* **Objective**:
Which lines in the material below contain the word "this"? Copy each of them.

* **Records for the exercise**:
▽

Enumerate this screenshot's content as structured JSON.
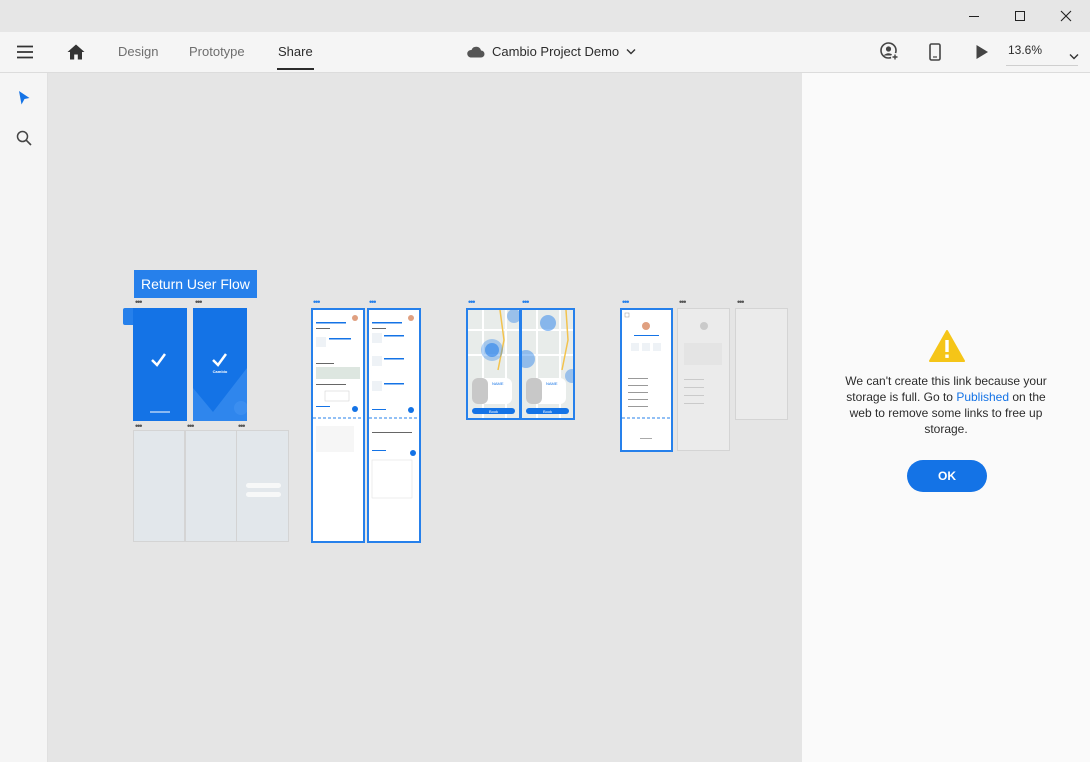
{
  "window": {
    "minimize_icon": "minimize-icon",
    "maximize_icon": "maximize-icon",
    "close_icon": "close-icon"
  },
  "appbar": {
    "tabs": [
      {
        "label": "Design",
        "active": false
      },
      {
        "label": "Prototype",
        "active": false
      },
      {
        "label": "Share",
        "active": true
      }
    ],
    "document_title": "Cambio Project Demo",
    "zoom": "13.6%"
  },
  "canvas": {
    "flow_name": "Return User Flow",
    "map_card_labels": [
      "NAME",
      "NAME"
    ],
    "map_button_labels": [
      "Book",
      "Book"
    ],
    "splash_brand": "Cambio"
  },
  "share_panel": {
    "message_before": "We can't create this link because your storage is full. Go to ",
    "message_link": "Published",
    "message_after": " on the web to remove some links to free up storage.",
    "ok_label": "OK"
  },
  "colors": {
    "accent": "#1473e6",
    "selection": "#2680eb",
    "warning": "#f5c518"
  }
}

△

* **The solution**:
Enumerate this screenshot's content as structured JSON.
    "message_before": "We can't create this link because your storage is full. Go to ",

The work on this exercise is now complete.